-- START OF Supplied information --
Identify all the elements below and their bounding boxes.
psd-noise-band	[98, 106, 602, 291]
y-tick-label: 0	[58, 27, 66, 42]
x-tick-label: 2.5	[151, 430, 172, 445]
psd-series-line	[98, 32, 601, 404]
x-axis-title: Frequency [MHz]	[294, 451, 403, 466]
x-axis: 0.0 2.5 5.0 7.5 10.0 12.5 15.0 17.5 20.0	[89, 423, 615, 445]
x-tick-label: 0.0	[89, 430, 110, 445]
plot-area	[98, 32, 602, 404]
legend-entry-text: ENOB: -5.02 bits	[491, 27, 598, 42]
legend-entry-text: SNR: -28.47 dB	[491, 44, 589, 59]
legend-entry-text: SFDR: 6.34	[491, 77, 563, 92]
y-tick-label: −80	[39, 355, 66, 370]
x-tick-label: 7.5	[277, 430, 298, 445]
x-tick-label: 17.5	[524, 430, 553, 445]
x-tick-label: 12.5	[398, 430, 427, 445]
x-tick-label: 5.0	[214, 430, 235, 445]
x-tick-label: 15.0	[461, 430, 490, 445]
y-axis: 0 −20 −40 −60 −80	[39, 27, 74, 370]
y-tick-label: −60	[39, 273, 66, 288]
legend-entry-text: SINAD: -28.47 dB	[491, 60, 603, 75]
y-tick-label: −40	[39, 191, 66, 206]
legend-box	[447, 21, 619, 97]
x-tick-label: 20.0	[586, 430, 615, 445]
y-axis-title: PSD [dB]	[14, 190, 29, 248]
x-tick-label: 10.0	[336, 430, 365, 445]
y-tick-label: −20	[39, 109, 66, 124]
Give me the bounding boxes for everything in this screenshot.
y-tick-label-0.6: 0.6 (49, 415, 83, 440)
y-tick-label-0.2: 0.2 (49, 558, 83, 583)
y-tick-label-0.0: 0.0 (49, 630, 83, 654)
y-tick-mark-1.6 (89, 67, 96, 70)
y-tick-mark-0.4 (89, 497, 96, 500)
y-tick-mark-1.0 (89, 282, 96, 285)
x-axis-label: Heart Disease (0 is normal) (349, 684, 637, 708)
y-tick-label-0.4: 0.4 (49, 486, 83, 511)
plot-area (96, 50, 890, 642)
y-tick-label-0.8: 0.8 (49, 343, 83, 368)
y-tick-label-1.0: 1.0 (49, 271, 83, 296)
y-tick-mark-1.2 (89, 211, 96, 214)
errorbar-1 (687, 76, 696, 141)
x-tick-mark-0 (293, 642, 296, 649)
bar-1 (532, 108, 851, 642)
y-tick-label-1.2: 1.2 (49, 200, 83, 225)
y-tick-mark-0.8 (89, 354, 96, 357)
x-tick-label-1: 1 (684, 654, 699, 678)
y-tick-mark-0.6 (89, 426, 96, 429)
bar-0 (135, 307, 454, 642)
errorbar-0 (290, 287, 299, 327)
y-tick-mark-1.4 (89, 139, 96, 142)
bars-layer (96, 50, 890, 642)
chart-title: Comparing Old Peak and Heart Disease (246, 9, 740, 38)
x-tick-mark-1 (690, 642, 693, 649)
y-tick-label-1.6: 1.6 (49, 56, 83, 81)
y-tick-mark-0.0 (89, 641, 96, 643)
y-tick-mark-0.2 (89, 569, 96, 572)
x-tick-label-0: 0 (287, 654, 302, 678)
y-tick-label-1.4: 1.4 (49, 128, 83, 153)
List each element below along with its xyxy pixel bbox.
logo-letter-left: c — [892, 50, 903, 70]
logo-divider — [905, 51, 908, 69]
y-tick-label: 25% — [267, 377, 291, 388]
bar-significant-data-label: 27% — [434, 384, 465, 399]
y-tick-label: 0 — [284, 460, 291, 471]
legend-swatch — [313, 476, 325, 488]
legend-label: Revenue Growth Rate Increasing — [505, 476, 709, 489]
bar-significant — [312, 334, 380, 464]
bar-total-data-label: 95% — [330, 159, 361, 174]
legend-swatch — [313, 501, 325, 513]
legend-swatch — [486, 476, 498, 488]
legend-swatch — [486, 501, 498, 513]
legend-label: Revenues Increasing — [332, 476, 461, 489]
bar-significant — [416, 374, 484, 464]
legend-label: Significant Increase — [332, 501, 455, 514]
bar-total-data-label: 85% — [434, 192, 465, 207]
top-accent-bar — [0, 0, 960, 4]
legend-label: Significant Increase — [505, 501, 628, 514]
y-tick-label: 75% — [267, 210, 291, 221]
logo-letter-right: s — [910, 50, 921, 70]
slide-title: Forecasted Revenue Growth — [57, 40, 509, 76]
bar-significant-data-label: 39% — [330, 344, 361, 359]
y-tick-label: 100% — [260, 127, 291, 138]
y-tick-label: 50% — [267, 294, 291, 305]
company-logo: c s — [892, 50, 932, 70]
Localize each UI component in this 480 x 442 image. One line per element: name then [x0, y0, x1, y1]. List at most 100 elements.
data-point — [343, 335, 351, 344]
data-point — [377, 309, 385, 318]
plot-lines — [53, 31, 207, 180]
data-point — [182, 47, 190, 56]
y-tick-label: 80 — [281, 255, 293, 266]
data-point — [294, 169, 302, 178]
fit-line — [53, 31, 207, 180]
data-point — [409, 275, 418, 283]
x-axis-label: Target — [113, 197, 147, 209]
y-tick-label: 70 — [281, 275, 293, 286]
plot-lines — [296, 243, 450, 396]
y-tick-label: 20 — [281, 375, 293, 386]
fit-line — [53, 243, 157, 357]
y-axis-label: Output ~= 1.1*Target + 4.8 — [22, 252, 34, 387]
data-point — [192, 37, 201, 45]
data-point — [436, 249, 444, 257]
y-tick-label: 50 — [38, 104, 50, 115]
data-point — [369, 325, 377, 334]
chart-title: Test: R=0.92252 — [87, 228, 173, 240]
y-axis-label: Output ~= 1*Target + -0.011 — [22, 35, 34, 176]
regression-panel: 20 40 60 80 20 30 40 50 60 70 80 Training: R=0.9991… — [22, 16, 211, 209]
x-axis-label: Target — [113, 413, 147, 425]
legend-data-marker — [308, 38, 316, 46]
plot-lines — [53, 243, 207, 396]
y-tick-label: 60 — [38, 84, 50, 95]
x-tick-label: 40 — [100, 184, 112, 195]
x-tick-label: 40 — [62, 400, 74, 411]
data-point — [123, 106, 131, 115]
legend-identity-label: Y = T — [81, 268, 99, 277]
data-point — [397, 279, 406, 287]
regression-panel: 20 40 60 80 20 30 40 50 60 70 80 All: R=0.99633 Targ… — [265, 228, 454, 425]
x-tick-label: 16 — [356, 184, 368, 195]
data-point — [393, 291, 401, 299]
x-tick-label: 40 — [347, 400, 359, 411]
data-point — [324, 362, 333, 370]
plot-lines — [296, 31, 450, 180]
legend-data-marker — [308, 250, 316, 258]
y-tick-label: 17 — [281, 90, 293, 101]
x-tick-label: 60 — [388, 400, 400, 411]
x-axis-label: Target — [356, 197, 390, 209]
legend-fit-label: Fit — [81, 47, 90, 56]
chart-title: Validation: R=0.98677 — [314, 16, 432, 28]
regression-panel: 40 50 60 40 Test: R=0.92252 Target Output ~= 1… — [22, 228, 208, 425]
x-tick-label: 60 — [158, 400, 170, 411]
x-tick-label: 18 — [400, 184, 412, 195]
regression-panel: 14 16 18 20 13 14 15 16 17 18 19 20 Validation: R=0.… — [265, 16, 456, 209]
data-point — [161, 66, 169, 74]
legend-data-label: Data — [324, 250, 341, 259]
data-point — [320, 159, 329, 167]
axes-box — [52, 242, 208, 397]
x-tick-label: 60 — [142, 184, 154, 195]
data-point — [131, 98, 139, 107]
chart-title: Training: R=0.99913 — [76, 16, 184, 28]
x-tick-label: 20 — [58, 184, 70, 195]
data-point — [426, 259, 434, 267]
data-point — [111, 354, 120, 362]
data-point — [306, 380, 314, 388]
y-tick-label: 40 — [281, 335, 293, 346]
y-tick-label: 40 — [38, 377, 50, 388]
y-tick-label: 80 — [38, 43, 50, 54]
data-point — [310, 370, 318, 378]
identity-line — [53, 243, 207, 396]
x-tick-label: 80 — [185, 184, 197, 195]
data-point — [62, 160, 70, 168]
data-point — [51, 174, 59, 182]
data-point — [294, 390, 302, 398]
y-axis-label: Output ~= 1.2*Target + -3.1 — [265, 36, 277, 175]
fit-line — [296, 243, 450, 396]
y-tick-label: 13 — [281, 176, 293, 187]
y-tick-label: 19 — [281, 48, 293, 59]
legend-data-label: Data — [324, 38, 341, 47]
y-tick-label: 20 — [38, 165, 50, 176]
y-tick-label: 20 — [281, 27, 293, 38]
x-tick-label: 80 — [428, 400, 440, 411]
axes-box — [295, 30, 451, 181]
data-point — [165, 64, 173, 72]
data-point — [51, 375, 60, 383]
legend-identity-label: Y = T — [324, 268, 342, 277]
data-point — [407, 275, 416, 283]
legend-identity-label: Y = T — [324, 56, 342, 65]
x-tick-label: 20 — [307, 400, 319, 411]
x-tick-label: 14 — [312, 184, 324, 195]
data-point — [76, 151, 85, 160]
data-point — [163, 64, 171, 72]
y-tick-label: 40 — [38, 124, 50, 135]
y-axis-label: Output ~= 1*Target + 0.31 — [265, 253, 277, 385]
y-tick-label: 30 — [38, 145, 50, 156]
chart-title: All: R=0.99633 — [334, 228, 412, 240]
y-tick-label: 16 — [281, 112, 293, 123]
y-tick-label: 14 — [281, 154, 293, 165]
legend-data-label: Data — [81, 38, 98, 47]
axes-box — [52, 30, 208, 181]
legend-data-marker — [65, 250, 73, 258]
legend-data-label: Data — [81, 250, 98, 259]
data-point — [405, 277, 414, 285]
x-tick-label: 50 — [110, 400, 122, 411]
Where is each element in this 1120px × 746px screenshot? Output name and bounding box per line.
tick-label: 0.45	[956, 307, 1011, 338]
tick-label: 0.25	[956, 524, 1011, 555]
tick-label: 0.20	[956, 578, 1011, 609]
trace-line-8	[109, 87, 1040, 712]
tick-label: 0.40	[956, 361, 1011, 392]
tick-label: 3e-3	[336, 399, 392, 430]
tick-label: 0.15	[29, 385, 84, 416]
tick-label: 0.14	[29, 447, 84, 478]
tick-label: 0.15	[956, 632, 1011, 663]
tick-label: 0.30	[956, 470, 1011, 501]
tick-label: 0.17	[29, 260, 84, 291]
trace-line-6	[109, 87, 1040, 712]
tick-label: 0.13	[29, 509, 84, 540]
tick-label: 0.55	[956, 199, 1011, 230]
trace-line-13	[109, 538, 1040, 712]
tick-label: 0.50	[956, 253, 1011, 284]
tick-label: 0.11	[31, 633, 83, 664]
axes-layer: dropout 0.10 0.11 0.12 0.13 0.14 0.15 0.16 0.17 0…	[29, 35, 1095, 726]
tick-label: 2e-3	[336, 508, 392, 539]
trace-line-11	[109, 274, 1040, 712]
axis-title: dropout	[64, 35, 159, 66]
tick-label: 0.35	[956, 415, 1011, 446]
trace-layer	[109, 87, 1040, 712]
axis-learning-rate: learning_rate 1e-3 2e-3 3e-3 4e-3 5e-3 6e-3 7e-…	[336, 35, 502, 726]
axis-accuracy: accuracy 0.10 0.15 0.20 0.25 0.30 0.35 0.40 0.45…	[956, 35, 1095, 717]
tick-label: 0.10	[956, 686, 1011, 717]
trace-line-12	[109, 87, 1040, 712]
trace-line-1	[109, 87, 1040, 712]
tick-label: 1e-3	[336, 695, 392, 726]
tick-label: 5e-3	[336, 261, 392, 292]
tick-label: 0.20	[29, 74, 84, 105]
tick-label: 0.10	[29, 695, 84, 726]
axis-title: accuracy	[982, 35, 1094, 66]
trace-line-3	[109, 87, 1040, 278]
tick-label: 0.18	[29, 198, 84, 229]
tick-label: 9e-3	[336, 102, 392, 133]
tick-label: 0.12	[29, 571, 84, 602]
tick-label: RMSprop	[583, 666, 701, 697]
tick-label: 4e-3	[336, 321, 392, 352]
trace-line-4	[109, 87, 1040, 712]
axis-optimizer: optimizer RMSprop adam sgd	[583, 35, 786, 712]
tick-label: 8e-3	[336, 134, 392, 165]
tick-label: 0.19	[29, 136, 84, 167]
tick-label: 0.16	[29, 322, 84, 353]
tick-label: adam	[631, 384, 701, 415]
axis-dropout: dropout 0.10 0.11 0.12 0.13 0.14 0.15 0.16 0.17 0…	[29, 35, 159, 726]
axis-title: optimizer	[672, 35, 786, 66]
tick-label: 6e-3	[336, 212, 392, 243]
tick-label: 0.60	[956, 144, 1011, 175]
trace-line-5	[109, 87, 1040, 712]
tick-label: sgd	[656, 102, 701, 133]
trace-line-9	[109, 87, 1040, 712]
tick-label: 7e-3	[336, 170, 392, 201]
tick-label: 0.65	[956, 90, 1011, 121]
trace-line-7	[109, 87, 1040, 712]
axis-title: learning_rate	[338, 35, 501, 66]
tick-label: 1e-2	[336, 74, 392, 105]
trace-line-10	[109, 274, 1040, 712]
-- END OF Supplied information --
Copy out the entries above, starting with the very first line and ending with the line that contains "273, 66, 288]", including both of those lines and changing nothing.

Identify all the elements below and their bounding boxes.
psd-noise-band	[98, 106, 602, 291]
y-tick-label: 0	[58, 27, 66, 42]
x-tick-label: 2.5	[151, 430, 172, 445]
psd-series-line	[98, 32, 601, 404]
x-axis-title: Frequency [MHz]	[294, 451, 403, 466]
x-axis: 0.0 2.5 5.0 7.5 10.0 12.5 15.0 17.5 20.0	[89, 423, 615, 445]
x-tick-label: 0.0	[89, 430, 110, 445]
plot-area	[98, 32, 602, 404]
legend-entry-text: ENOB: -5.02 bits	[491, 27, 598, 42]
legend-entry-text: SNR: -28.47 dB	[491, 44, 589, 59]
legend-entry-text: SFDR: 6.34	[491, 77, 563, 92]
y-tick-label: −80	[39, 355, 66, 370]
x-tick-label: 7.5	[277, 430, 298, 445]
x-tick-label: 17.5	[524, 430, 553, 445]
x-tick-label: 12.5	[398, 430, 427, 445]
x-tick-label: 5.0	[214, 430, 235, 445]
x-tick-label: 15.0	[461, 430, 490, 445]
y-axis: 0 −20 −40 −60 −80	[39, 27, 74, 370]
y-tick-label: −60	[39, 273, 66, 288]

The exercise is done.